Region annotation records
□ □ □ □ □

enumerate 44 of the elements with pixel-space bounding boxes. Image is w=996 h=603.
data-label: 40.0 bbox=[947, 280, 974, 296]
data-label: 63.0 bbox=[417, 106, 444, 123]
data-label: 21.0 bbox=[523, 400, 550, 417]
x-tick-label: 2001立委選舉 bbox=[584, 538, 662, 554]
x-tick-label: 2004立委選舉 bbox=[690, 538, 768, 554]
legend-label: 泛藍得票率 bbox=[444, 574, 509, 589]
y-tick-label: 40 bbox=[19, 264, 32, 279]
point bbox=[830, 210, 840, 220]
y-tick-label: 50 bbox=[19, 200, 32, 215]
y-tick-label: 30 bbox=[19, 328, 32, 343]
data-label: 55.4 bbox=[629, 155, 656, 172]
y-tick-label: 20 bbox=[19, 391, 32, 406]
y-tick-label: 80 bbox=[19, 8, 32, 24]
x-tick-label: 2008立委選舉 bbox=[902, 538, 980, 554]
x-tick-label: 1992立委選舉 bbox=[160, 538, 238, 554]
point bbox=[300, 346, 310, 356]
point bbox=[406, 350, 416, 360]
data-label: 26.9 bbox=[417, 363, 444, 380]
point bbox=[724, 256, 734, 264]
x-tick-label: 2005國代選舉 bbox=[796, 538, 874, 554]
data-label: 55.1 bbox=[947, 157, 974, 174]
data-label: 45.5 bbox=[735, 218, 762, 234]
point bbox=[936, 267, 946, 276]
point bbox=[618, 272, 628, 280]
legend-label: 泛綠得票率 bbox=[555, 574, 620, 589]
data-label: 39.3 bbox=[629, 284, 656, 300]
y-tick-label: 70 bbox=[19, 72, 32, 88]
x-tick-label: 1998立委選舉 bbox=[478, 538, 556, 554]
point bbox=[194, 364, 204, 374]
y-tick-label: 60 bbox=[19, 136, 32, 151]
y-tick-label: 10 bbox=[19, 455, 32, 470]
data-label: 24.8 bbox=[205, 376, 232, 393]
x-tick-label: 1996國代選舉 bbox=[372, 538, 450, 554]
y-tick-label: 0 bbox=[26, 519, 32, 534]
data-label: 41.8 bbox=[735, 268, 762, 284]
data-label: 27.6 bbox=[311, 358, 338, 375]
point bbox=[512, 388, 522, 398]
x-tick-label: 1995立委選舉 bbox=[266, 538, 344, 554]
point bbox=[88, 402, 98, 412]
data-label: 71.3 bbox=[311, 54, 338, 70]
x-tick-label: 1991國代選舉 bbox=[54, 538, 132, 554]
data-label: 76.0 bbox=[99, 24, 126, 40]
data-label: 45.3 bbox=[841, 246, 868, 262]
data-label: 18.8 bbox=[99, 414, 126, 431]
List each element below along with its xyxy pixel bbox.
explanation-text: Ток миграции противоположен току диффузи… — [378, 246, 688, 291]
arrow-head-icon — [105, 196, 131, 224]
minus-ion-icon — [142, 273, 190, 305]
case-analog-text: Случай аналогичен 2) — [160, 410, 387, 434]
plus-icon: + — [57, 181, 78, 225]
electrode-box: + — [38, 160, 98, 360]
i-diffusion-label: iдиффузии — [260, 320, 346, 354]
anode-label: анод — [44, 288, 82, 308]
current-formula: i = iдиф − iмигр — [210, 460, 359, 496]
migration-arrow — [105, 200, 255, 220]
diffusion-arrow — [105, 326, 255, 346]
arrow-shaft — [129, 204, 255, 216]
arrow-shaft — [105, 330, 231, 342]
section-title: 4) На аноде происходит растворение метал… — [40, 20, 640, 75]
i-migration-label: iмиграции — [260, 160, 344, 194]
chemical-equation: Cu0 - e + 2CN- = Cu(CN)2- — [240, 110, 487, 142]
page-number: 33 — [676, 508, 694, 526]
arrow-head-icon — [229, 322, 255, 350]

□ □ □ □ □

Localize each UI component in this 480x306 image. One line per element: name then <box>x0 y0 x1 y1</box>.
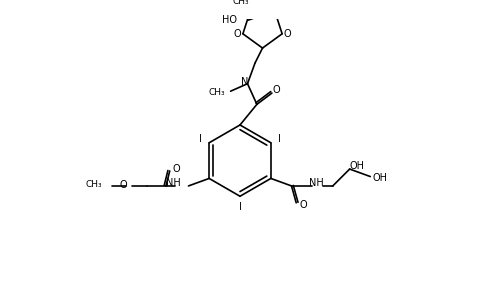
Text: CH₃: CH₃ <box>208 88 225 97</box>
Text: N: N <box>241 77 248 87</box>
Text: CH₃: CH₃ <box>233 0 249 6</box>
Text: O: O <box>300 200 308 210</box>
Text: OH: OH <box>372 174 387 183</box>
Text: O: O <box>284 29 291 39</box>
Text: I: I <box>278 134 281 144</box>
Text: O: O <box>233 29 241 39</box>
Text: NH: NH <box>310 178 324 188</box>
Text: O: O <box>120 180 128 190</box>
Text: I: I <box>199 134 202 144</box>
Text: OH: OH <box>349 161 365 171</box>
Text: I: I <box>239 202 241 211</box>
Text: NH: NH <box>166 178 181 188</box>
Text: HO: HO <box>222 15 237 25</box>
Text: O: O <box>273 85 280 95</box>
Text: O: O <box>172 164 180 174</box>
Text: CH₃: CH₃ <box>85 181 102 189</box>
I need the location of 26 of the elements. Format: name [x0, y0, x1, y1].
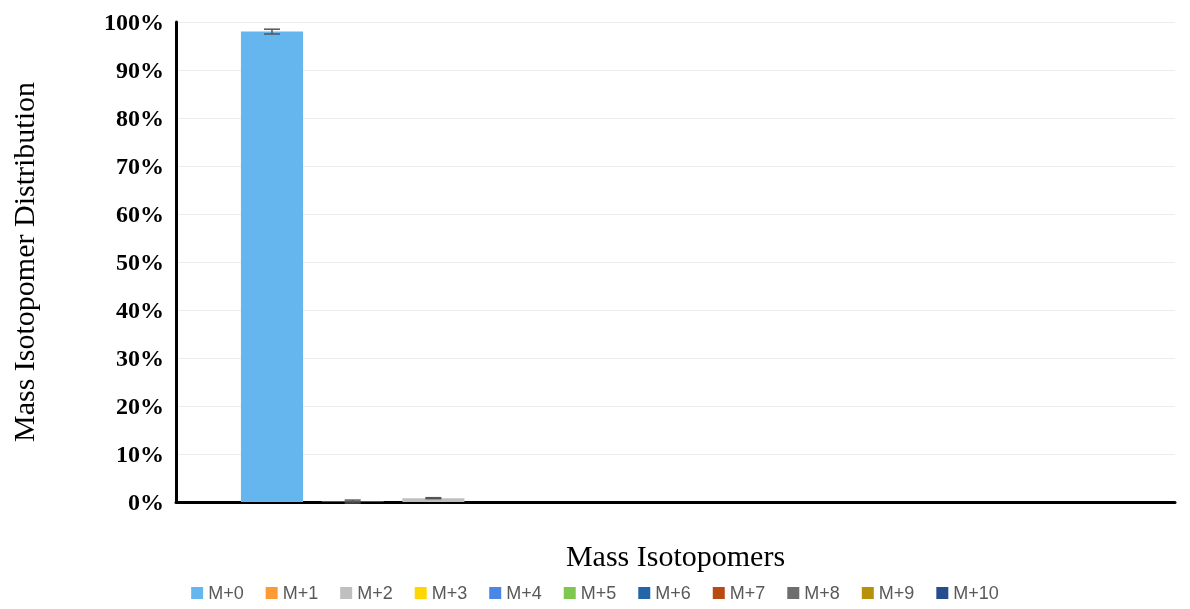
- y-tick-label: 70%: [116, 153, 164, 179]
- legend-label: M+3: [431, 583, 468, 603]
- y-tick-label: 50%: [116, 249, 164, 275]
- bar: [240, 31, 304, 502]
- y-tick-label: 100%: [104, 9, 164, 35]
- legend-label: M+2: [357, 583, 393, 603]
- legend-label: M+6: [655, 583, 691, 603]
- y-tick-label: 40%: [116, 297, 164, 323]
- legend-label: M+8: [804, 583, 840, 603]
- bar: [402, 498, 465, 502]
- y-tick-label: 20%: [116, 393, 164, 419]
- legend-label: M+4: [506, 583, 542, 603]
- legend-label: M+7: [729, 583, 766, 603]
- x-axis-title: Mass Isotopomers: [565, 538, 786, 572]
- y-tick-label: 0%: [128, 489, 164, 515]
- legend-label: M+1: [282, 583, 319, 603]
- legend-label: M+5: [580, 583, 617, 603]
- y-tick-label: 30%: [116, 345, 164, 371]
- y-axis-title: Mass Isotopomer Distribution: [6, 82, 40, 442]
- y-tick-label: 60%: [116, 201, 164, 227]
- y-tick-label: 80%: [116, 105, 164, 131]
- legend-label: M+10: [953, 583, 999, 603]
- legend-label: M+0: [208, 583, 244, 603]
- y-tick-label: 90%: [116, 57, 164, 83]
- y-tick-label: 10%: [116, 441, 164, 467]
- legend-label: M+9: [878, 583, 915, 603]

□ □ □ □ □

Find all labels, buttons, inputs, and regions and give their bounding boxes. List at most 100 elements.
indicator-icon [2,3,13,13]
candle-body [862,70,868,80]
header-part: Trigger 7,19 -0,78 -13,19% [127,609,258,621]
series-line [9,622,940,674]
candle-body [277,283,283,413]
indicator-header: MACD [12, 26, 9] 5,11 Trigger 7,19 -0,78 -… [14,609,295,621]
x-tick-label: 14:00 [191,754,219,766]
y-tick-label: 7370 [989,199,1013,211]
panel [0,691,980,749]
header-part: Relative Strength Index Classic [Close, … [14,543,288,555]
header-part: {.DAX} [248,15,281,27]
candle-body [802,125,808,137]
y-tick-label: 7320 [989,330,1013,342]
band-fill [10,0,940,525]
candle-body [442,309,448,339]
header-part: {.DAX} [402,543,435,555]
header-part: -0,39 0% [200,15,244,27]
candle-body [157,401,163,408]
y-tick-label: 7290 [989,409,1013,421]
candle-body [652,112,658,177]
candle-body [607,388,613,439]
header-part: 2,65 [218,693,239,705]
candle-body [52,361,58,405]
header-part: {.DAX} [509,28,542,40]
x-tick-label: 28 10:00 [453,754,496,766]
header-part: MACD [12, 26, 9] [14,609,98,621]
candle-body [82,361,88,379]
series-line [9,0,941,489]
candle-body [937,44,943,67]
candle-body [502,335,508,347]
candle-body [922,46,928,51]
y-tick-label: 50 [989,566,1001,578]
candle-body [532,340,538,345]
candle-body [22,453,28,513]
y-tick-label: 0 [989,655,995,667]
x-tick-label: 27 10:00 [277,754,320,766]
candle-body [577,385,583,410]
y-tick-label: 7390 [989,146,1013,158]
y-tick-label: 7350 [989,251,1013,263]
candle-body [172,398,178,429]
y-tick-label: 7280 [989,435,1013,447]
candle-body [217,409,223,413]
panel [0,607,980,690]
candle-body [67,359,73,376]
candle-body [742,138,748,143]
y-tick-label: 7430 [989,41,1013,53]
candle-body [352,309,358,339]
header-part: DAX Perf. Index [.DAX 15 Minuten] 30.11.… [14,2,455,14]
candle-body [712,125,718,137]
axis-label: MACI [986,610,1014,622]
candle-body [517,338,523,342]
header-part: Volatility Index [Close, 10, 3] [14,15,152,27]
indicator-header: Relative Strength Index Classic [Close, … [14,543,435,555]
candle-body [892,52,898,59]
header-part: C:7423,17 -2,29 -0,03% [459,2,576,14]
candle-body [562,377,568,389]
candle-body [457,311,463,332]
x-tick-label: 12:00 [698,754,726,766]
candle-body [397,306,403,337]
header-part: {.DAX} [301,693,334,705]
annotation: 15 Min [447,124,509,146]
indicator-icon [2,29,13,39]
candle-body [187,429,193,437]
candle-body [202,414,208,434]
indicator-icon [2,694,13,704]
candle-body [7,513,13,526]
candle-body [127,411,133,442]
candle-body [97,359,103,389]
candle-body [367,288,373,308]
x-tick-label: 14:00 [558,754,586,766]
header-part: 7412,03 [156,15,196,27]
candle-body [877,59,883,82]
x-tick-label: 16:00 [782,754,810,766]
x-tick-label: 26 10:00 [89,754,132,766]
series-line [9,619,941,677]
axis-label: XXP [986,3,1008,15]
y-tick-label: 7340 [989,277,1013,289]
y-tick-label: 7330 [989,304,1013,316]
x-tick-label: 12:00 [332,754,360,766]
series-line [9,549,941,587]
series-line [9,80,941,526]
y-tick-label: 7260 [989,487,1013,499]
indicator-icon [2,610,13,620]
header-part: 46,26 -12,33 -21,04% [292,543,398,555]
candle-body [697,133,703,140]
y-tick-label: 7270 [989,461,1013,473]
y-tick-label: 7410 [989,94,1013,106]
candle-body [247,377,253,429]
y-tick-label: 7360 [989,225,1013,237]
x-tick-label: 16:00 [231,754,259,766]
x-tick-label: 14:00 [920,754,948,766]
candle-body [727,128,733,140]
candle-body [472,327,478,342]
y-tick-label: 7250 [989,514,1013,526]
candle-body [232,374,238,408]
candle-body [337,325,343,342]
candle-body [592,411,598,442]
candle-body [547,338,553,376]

□ □ □ □ □

EXERCISE: Rewrite everything from the line containing "enumerate 44 of" down to the line containing "x-tick-label: 2008立委選舉 bbox=[902, 538, 980, 554]", swapping "data-label" for "value-label" and leaving the rest of the data unchanged.

RESPONSE:
enumerate 44 of the elements with pixel-space bounding boxes. Image is w=996 h=603.
value-label: 40.0 bbox=[947, 280, 974, 296]
value-label: 63.0 bbox=[417, 106, 444, 123]
value-label: 21.0 bbox=[523, 400, 550, 417]
x-tick-label: 2001立委選舉 bbox=[584, 538, 662, 554]
x-tick-label: 2004立委選舉 bbox=[690, 538, 768, 554]
legend-label: 泛藍得票率 bbox=[444, 574, 509, 589]
y-tick-label: 40 bbox=[19, 264, 32, 279]
point bbox=[830, 210, 840, 220]
y-tick-label: 50 bbox=[19, 200, 32, 215]
y-tick-label: 30 bbox=[19, 328, 32, 343]
value-label: 55.4 bbox=[629, 155, 656, 172]
y-tick-label: 20 bbox=[19, 391, 32, 406]
y-tick-label: 80 bbox=[19, 8, 32, 24]
x-tick-label: 2008立委選舉 bbox=[902, 538, 980, 554]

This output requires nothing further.